*TASK DETAILS*:
Quote all of the data exactly as given. Skip every picture it contains.

*Items from a data source*:
++++
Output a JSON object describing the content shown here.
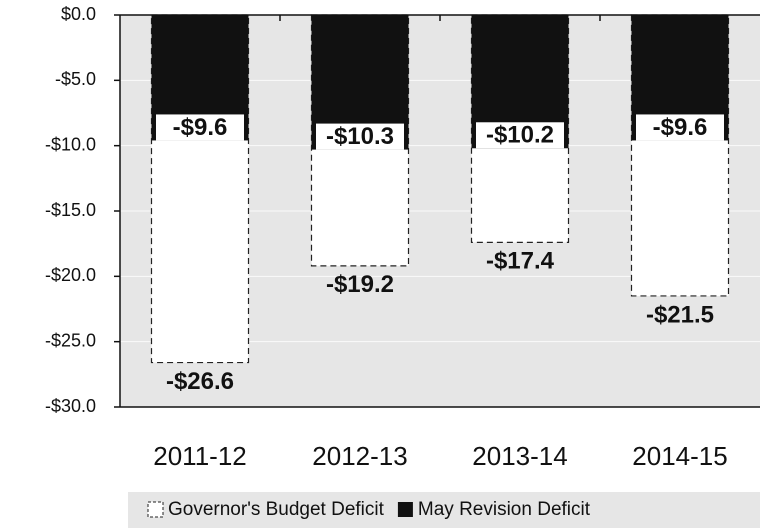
{
  "chart_data": {
    "type": "bar",
    "categories": [
      "2011-12",
      "2012-13",
      "2013-14",
      "2014-15"
    ],
    "series": [
      {
        "name": "Governor's Budget Deficit",
        "color": "#ffffff",
        "values": [
          -26.6,
          -19.2,
          -17.4,
          -21.5
        ],
        "value_labels": [
          "-$26.6",
          "-$19.2",
          "-$17.4",
          "-$21.5"
        ]
      },
      {
        "name": "May Revision Deficit",
        "color": "#111111",
        "values": [
          -9.6,
          -10.3,
          -10.2,
          -9.6
        ],
        "value_labels": [
          "-$9.6",
          "-$10.3",
          "-$10.2",
          "-$9.6"
        ]
      }
    ],
    "ylim": [
      -30,
      0
    ],
    "yticks": [
      {
        "value": 0,
        "label": "$0.0"
      },
      {
        "value": -5,
        "label": "-$5.0"
      },
      {
        "value": -10,
        "label": "-$10.0"
      },
      {
        "value": -15,
        "label": "-$15.0"
      },
      {
        "value": -20,
        "label": "-$20.0"
      },
      {
        "value": -25,
        "label": "-$25.0"
      },
      {
        "value": -30,
        "label": "-$30.0"
      }
    ],
    "grid": true
  }
}
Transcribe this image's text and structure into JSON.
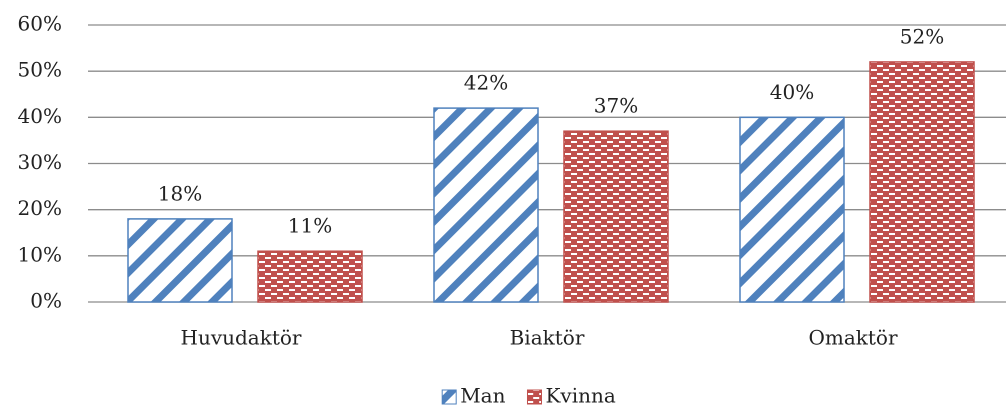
{
  "chart_data": {
    "type": "bar",
    "categories": [
      "Huvudaktör",
      "Biaktör",
      "Omaktör"
    ],
    "series": [
      {
        "name": "Man",
        "color": "#4f81bd",
        "values": [
          18,
          42,
          40
        ],
        "value_labels": [
          "18%",
          "42%",
          "40%"
        ]
      },
      {
        "name": "Kvinna",
        "color": "#c0504d",
        "values": [
          11,
          37,
          52
        ],
        "value_labels": [
          "11%",
          "37%",
          "52%"
        ]
      }
    ],
    "ylim": [
      0,
      60
    ],
    "yticks": [
      {
        "value": 0,
        "label": "0%"
      },
      {
        "value": 10,
        "label": "10%"
      },
      {
        "value": 20,
        "label": "20%"
      },
      {
        "value": 30,
        "label": "30%"
      },
      {
        "value": 40,
        "label": "40%"
      },
      {
        "value": 50,
        "label": "50%"
      },
      {
        "value": 60,
        "label": "60%"
      }
    ],
    "grid": true,
    "legend": "bottom"
  }
}
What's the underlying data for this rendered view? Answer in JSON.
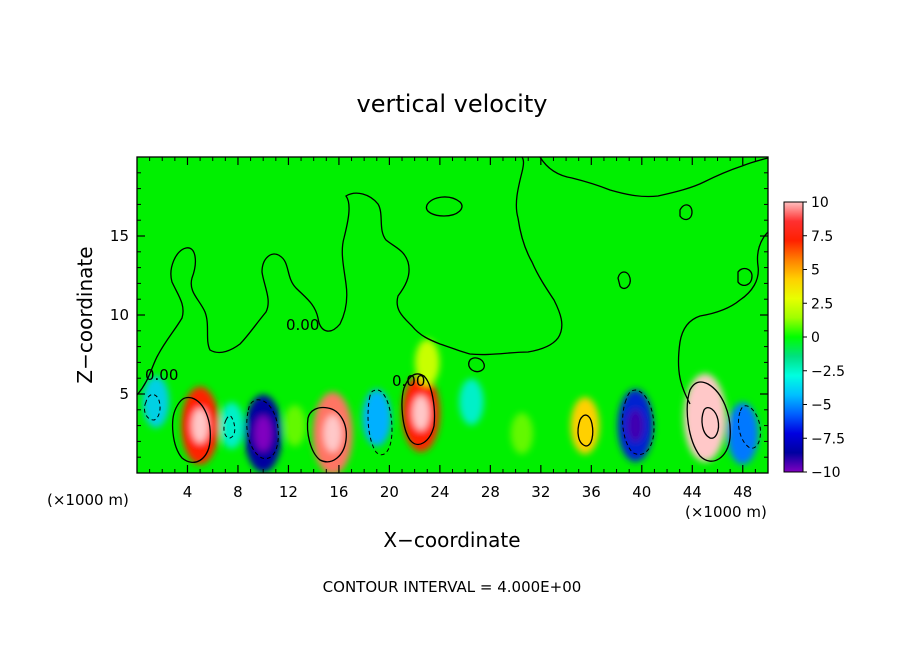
{
  "chart_data": {
    "type": "heatmap",
    "title": "vertical velocity",
    "xlabel": "X−coordinate",
    "ylabel": "Z−coordinate",
    "xlim": [
      0,
      50
    ],
    "ylim": [
      0,
      20
    ],
    "x_ticks": [
      4,
      8,
      12,
      16,
      20,
      24,
      28,
      32,
      36,
      40,
      44,
      48
    ],
    "y_ticks": [
      5,
      10,
      15
    ],
    "x_unit_label_left": "(×1000 m)",
    "x_unit_label_right": "(×1000 m)",
    "contour_interval_note": "CONTOUR INTERVAL = 4.000E+00",
    "contour_value_label": "0.00",
    "grid": false,
    "legend_position": "right",
    "colorbar": {
      "range": [
        -10,
        10
      ],
      "tick_labels": [
        "10",
        "7.5",
        "5",
        "2.5",
        "0",
        "−2.5",
        "−5",
        "−7.5",
        "−10"
      ],
      "tick_values": [
        10,
        7.5,
        5,
        2.5,
        0,
        -2.5,
        -5,
        -7.5,
        -10
      ],
      "colors": [
        "#ffc0c0",
        "#ff3030",
        "#ff2000",
        "#ff8000",
        "#ffd000",
        "#e8ff00",
        "#a0ff00",
        "#00ff00",
        "#00e080",
        "#00ffe0",
        "#00c0ff",
        "#0060ff",
        "#0000e0",
        "#0000a0",
        "#8000c0"
      ]
    },
    "cells": [
      {
        "x": 1.5,
        "z": 4.5,
        "value": -3
      },
      {
        "x": 5.0,
        "z": 3.0,
        "value": 8
      },
      {
        "x": 7.5,
        "z": 3.0,
        "value": -2
      },
      {
        "x": 10.0,
        "z": 2.5,
        "value": -8
      },
      {
        "x": 12.5,
        "z": 3.0,
        "value": 1
      },
      {
        "x": 15.5,
        "z": 2.5,
        "value": 9
      },
      {
        "x": 19.0,
        "z": 3.5,
        "value": -4
      },
      {
        "x": 22.5,
        "z": 3.8,
        "value": 8
      },
      {
        "x": 23.0,
        "z": 7.0,
        "value": 2
      },
      {
        "x": 26.5,
        "z": 4.5,
        "value": -2
      },
      {
        "x": 30.5,
        "z": 2.5,
        "value": 1
      },
      {
        "x": 35.5,
        "z": 3.0,
        "value": 4
      },
      {
        "x": 39.5,
        "z": 3.0,
        "value": -7
      },
      {
        "x": 45.0,
        "z": 3.5,
        "value": 10
      },
      {
        "x": 48.0,
        "z": 2.5,
        "value": -5
      }
    ]
  }
}
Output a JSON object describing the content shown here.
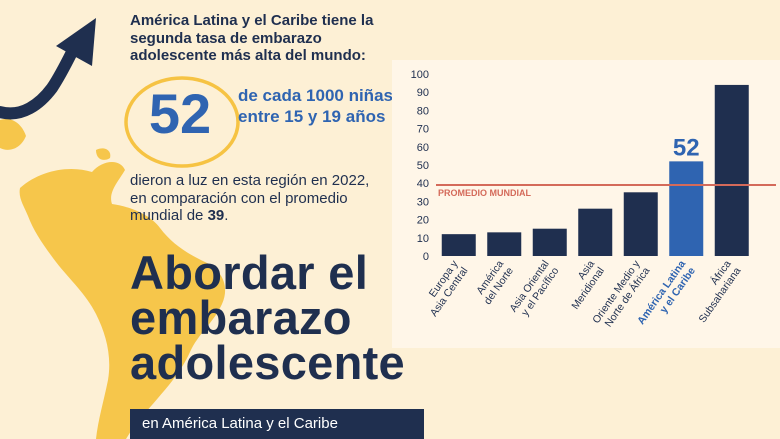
{
  "header": {
    "intro": "América Latina y el Caribe tiene la segunda tasa de embarazo adolescente más alta del mundo:",
    "big_number": "52",
    "highlight": "de cada 1000 niñas entre 15 y 19 años",
    "detail_prefix": "dieron a luz en esta región en 2022, en comparación con el promedio mundial de ",
    "detail_value": "39",
    "detail_suffix": "."
  },
  "title": "Abordar el embarazo adolescente",
  "banner": "en América Latina y el Caribe",
  "colors": {
    "navy": "#1f2f4f",
    "highlight_blue": "#2f64b1",
    "reference_line": "#d46a5a",
    "map_yellow": "#f6c343",
    "background": "#fdf0d5"
  },
  "icons": [
    "trend-up-arrow-icon",
    "latin-america-map-icon"
  ],
  "chart_data": {
    "type": "bar",
    "categories": [
      "Europa y Asia Central",
      "América del Norte",
      "Asia Oriental y el Pacífico",
      "Asia Meridional",
      "Oriente Medio y Norte de África",
      "América Latina y el Caribe",
      "África Subsahariana"
    ],
    "category_lines": [
      [
        "Europa y",
        "Asia Central"
      ],
      [
        "América",
        "del Norte"
      ],
      [
        "Asia Oriental",
        "y el Pacífico"
      ],
      [
        "Asia",
        "Meridional"
      ],
      [
        "Oriente Medio y",
        "Norte de África"
      ],
      [
        "América Latina",
        "y el Caribe"
      ],
      [
        "África",
        "Subsahariana"
      ]
    ],
    "values": [
      12,
      13,
      15,
      26,
      35,
      52,
      94
    ],
    "highlight_index": 5,
    "highlight_label": "52",
    "ylim": [
      0,
      100
    ],
    "yticks": [
      0,
      10,
      20,
      30,
      40,
      50,
      60,
      70,
      80,
      90,
      100
    ],
    "reference_line": {
      "value": 39,
      "label": "PROMEDIO MUNDIAL"
    },
    "grid": false,
    "xlabel": "",
    "ylabel": ""
  }
}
++++
*THE RESPONSE*:
Output a JSON object describing the content shown here.
{
  "chart_data": {
    "type": "bar",
    "categories": [
      "2011-12",
      "2012-13",
      "2013-14",
      "2014-15"
    ],
    "series": [
      {
        "name": "Governor's Budget Deficit",
        "color": "#ffffff",
        "values": [
          -26.6,
          -19.2,
          -17.4,
          -21.5
        ],
        "value_labels": [
          "-$26.6",
          "-$19.2",
          "-$17.4",
          "-$21.5"
        ]
      },
      {
        "name": "May Revision Deficit",
        "color": "#111111",
        "values": [
          -9.6,
          -10.3,
          -10.2,
          -9.6
        ],
        "value_labels": [
          "-$9.6",
          "-$10.3",
          "-$10.2",
          "-$9.6"
        ]
      }
    ],
    "ylim": [
      -30,
      0
    ],
    "yticks": [
      {
        "value": 0,
        "label": "$0.0"
      },
      {
        "value": -5,
        "label": "-$5.0"
      },
      {
        "value": -10,
        "label": "-$10.0"
      },
      {
        "value": -15,
        "label": "-$15.0"
      },
      {
        "value": -20,
        "label": "-$20.0"
      },
      {
        "value": -25,
        "label": "-$25.0"
      },
      {
        "value": -30,
        "label": "-$30.0"
      }
    ],
    "grid": true
  }
}
Transcribe this image's text and structure into JSON.
{
  "chart_data": {
    "type": "bar",
    "categories": [
      "Huvudaktör",
      "Biaktör",
      "Omaktör"
    ],
    "series": [
      {
        "name": "Man",
        "color": "#4f81bd",
        "values": [
          18,
          42,
          40
        ],
        "value_labels": [
          "18%",
          "42%",
          "40%"
        ]
      },
      {
        "name": "Kvinna",
        "color": "#c0504d",
        "values": [
          11,
          37,
          52
        ],
        "value_labels": [
          "11%",
          "37%",
          "52%"
        ]
      }
    ],
    "ylim": [
      0,
      60
    ],
    "yticks": [
      {
        "value": 0,
        "label": "0%"
      },
      {
        "value": 10,
        "label": "10%"
      },
      {
        "value": 20,
        "label": "20%"
      },
      {
        "value": 30,
        "label": "30%"
      },
      {
        "value": 40,
        "label": "40%"
      },
      {
        "value": 50,
        "label": "50%"
      },
      {
        "value": 60,
        "label": "60%"
      }
    ],
    "grid": true,
    "legend": "bottom"
  }
}
What's the underlying data for this rendered view? Answer in JSON.
{
  "chart_data": {
    "type": "heatmap",
    "title": "vertical velocity",
    "xlabel": "X−coordinate",
    "ylabel": "Z−coordinate",
    "xlim": [
      0,
      50
    ],
    "ylim": [
      0,
      20
    ],
    "x_ticks": [
      4,
      8,
      12,
      16,
      20,
      24,
      28,
      32,
      36,
      40,
      44,
      48
    ],
    "y_ticks": [
      5,
      10,
      15
    ],
    "x_unit_label_left": "(×1000 m)",
    "x_unit_label_right": "(×1000 m)",
    "contour_interval_note": "CONTOUR INTERVAL = 4.000E+00",
    "contour_value_label": "0.00",
    "grid": false,
    "legend_position": "right",
    "colorbar": {
      "range": [
        -10,
        10
      ],
      "tick_labels": [
        "10",
        "7.5",
        "5",
        "2.5",
        "0",
        "−2.5",
        "−5",
        "−7.5",
        "−10"
      ],
      "tick_values": [
        10,
        7.5,
        5,
        2.5,
        0,
        -2.5,
        -5,
        -7.5,
        -10
      ],
      "colors": [
        "#ffc0c0",
        "#ff3030",
        "#ff2000",
        "#ff8000",
        "#ffd000",
        "#e8ff00",
        "#a0ff00",
        "#00ff00",
        "#00e080",
        "#00ffe0",
        "#00c0ff",
        "#0060ff",
        "#0000e0",
        "#0000a0",
        "#8000c0"
      ]
    },
    "cells": [
      {
        "x": 1.5,
        "z": 4.5,
        "value": -3
      },
      {
        "x": 5.0,
        "z": 3.0,
        "value": 8
      },
      {
        "x": 7.5,
        "z": 3.0,
        "value": -2
      },
      {
        "x": 10.0,
        "z": 2.5,
        "value": -8
      },
      {
        "x": 12.5,
        "z": 3.0,
        "value": 1
      },
      {
        "x": 15.5,
        "z": 2.5,
        "value": 9
      },
      {
        "x": 19.0,
        "z": 3.5,
        "value": -4
      },
      {
        "x": 22.5,
        "z": 3.8,
        "value": 8
      },
      {
        "x": 23.0,
        "z": 7.0,
        "value": 2
      },
      {
        "x": 26.5,
        "z": 4.5,
        "value": -2
      },
      {
        "x": 30.5,
        "z": 2.5,
        "value": 1
      },
      {
        "x": 35.5,
        "z": 3.0,
        "value": 4
      },
      {
        "x": 39.5,
        "z": 3.0,
        "value": -7
      },
      {
        "x": 45.0,
        "z": 3.5,
        "value": 10
      },
      {
        "x": 48.0,
        "z": 2.5,
        "value": -5
      }
    ]
  }
}
Output a JSON object describing the content shown here.
{
  "header": {
    "intro": "América Latina y el Caribe tiene la segunda tasa de embarazo adolescente más alta del mundo:",
    "big_number": "52",
    "highlight": "de cada 1000 niñas entre 15 y 19 años",
    "detail_prefix": "dieron a luz en esta región en 2022, en comparación con el promedio mundial de ",
    "detail_value": "39",
    "detail_suffix": "."
  },
  "title": "Abordar el embarazo adolescente",
  "banner": "en América Latina y el Caribe",
  "colors": {
    "navy": "#1f2f4f",
    "highlight_blue": "#2f64b1",
    "reference_line": "#d46a5a",
    "map_yellow": "#f6c343",
    "background": "#fdf0d5"
  },
  "icons": [
    "trend-up-arrow-icon",
    "latin-america-map-icon"
  ],
  "chart_data": {
    "type": "bar",
    "categories": [
      "Europa y Asia Central",
      "América del Norte",
      "Asia Oriental y el Pacífico",
      "Asia Meridional",
      "Oriente Medio y Norte de África",
      "América Latina y el Caribe",
      "África Subsahariana"
    ],
    "category_lines": [
      [
        "Europa y",
        "Asia Central"
      ],
      [
        "América",
        "del Norte"
      ],
      [
        "Asia Oriental",
        "y el Pacífico"
      ],
      [
        "Asia",
        "Meridional"
      ],
      [
        "Oriente Medio y",
        "Norte de África"
      ],
      [
        "América Latina",
        "y el Caribe"
      ],
      [
        "África",
        "Subsahariana"
      ]
    ],
    "values": [
      12,
      13,
      15,
      26,
      35,
      52,
      94
    ],
    "highlight_index": 5,
    "highlight_label": "52",
    "ylim": [
      0,
      100
    ],
    "yticks": [
      0,
      10,
      20,
      30,
      40,
      50,
      60,
      70,
      80,
      90,
      100
    ],
    "reference_line": {
      "value": 39,
      "label": "PROMEDIO MUNDIAL"
    },
    "grid": false,
    "xlabel": "",
    "ylabel": ""
  }
}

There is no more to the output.